··· Excerpt provided

3.2. Case and control selection

Cases were defined as subjects with at least 2 medical encounters with any of the relevant International Classification of Diseases 9 - Clinical Modification (ICD9-CM) codes for reactive arthritis (099.3, 711.1, 711.3) or rheumatoid arthritis (714.0). The date of onset was defined as the first medical encounter with a relevant ICD9-CM code, confirmed by ≥ 1 additional encounter. A matched control population based on similar age-group and gender distributions of the cases subjects was obtained from a random sample of subjects in the DMSS with no medical encounters for reactive or rheumatoid arthritides. Additionally, all subjects with documented history of non-specific arthropathies and arthralgias were excluded.

3.3. Serum sampling

For each case and control subject, up to four serum samples were obtained from the US Department of Defense (DoD) Serum Repository as per Fig. 1. For RA subjects, sample A was the first sample prior to the first RA diagnosis, unless a sample was available within 30 days of the first diagnosis. In this case, the sample 30 days subsequent to diagnosis was obtained. Sample D for RA cases was the first sample available in the repository, and samples B and C were interim samples approximately evenly distributed across the service member's duty time. For ReA, samples A and B represent the first available samples after and before an initial ReA diagnosis, respectively. Sample D was the first sample available in the repository, and sample C was an interim sample approximately evenly distributed between samples B and D. For control subjects, sample A was matched by year ( ±1 year) to ReA and RA cases (50% of controls matched to RA cases and 50% matched to ReA cases) such that an equal proportion of Sample A from the controls were collected at approximately the same time ( ±1 year) as Sample A from the cases. Samples B and C for control subjects represented the two preceding serum samples available from the repository and sample D was the earliest serum sample available.

······
··· Supplied data

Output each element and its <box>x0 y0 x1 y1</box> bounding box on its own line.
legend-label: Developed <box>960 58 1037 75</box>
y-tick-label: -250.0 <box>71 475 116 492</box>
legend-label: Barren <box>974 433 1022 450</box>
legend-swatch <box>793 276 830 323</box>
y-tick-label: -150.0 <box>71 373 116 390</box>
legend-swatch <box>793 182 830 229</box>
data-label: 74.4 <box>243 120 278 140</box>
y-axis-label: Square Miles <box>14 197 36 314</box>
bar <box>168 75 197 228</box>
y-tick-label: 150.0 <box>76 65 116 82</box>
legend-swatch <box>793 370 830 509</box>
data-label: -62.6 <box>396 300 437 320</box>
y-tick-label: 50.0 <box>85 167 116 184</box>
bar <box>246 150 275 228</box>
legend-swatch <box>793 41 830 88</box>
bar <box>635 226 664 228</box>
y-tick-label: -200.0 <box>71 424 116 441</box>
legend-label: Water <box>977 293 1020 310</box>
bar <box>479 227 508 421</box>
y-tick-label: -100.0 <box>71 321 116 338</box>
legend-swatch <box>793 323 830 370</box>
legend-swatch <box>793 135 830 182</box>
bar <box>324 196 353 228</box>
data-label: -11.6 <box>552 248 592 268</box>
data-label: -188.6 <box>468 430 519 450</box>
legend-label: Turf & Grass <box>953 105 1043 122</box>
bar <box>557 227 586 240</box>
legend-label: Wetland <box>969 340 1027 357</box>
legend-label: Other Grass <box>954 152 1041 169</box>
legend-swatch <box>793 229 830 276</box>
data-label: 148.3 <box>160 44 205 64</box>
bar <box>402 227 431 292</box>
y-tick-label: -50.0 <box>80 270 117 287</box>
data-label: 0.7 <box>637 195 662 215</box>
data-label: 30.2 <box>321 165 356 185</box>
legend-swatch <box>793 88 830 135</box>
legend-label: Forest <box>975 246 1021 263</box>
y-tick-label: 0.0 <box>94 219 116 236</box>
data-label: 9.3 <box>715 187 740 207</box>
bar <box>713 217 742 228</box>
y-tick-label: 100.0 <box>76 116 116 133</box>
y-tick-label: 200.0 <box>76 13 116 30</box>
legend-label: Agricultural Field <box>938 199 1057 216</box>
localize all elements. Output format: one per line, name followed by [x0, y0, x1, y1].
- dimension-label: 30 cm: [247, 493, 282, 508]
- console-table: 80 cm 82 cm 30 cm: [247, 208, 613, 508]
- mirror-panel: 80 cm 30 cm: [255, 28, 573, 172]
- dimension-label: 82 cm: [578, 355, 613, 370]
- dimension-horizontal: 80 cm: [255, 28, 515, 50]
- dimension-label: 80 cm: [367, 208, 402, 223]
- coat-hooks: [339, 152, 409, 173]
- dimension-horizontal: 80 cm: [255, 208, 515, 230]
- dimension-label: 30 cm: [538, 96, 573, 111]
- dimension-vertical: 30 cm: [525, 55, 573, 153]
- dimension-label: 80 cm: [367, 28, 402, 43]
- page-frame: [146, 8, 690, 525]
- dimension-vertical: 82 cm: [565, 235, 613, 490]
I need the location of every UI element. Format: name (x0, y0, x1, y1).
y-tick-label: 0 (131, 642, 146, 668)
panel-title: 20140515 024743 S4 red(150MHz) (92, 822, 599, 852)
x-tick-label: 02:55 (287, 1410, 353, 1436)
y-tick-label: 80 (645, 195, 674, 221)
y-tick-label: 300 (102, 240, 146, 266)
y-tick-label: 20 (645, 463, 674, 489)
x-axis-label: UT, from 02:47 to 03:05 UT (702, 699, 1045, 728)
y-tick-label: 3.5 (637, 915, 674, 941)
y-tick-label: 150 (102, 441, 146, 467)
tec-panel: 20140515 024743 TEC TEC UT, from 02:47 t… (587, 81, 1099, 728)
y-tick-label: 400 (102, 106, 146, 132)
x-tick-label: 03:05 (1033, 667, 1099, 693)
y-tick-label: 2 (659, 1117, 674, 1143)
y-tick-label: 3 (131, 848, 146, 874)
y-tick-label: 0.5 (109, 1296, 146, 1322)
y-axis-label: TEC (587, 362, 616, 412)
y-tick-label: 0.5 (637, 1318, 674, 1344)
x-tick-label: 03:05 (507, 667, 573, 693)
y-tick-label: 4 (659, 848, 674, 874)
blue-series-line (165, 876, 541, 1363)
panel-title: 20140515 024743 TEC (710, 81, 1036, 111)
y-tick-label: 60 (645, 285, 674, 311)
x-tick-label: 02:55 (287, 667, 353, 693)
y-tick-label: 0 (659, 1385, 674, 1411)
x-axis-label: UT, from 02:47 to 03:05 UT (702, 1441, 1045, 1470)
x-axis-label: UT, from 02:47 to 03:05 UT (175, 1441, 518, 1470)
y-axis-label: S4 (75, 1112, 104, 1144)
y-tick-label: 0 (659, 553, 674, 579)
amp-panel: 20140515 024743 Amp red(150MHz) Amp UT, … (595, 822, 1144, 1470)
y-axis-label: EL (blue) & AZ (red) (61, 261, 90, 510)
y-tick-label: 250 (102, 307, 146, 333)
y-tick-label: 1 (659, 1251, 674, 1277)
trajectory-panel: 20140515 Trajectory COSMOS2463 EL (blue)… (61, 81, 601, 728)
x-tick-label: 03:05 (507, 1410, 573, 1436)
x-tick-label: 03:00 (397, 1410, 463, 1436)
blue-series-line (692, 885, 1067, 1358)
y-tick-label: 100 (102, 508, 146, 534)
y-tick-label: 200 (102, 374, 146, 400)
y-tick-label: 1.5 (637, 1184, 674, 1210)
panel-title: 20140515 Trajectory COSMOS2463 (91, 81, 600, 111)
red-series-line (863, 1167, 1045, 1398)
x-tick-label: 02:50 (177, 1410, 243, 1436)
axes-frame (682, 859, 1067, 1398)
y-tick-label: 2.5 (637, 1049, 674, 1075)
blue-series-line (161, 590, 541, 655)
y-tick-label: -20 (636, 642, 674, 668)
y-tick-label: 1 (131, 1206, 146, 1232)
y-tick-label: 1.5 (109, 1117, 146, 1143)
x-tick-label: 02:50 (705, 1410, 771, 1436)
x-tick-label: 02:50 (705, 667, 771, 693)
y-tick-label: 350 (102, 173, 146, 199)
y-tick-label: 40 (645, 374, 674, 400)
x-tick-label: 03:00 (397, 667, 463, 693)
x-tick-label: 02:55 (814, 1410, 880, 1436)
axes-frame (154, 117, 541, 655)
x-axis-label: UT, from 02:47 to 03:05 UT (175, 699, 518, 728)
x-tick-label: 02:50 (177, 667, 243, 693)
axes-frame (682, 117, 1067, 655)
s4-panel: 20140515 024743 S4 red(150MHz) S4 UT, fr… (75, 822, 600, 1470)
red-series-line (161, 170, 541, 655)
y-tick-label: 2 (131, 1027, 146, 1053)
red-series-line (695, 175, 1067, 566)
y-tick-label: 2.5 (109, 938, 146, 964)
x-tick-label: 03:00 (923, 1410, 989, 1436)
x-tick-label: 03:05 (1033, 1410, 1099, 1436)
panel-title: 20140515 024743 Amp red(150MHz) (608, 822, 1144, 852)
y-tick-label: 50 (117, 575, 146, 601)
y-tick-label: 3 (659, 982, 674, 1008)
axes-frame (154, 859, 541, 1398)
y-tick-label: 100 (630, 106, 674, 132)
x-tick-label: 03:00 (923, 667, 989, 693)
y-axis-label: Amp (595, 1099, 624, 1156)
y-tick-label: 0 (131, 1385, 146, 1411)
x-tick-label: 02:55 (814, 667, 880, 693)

······

Brief 1: Condense the paragraph of the arthritis study methods that begins "Cases were defined as" into a short bulleted list that keeps its main facts.
Brief 2: Go on with the arthritis study methods, starting after their final sentence about sample D.

Task output 1:
- Cases: subjects with at least 2 medical encounters coded with a relevant ICD9-CM code for reactive arthritis (099.3, 711.1, 711.3) or rheumatoid arthritis (714.0).
- Date of onset: the first medical encounter with a relevant code, confirmed by at least 1 additional encounter.
- Controls: a random sample of DMSS subjects with no medical encounters for reactive or rheumatoid arthritides, matched to the cases by age group and gender.
- Exclusions: all subjects with a documented history of non-specific arthropathies and arthralgias.

Task output 2:
3.4. Biorepository description

Similar to our previously described repository [26], we have established a centralized data and sample storage at the Naval Medical Research Center (NMRC). All data are linked by a unique identifier to subject samples. Samples were accessioned upon arrival and are maintained at NMRC at −80 °C. For testing, the parent samples were thawed, sub-aliquoted and multiple daughter aliquots made to meet the volume requirements of the planned testing as well as anticipated future testing. Aliquots were refrozen and sent to partner laboratories. All aliquots are maintained in bar-code labeled cryovials with a desiccation proof seal without additives. All aliquots are linked to the parent sample through the bar coding and a laboratory information management system.

3.5. Sample size

This study focused on a total of 500 cases of RA, 500 cases of ReA and 500 healthy controls {250 age-, gender- and time- (based on Sample A collection year) matched to the RA cases and 250 age-, gender- and time-matched to the ReA cases}. The power to detect a significant difference in a single serologic marker is predicated on the sero-prevalence of that marker in cases and controls. For example, several studies to date have assessed the sensitivity and specificity of ACPAs in RA with high specificity (approximately 90%) yet relatively lower sensitivity (approximately 50%) [27]. Presuming comparable estimates of sensitivity, the proposed sample size would ensure adequate power (>80%) to detect a significant difference in the presence of ACPAs between cases and controls if the specificity is as low as 39% (two-group continuity-adjusted chi-square; two sided alpha = 0.05). Importantly, adjustments for multiple comparisons may be needed to control the Type I error rate which may yield a lower overall statistical power. Furthermore, sero-prevalence of ACPAs in 50% of the RA cases would enable an estimate of seroprevalence in the general RA population ± 4%.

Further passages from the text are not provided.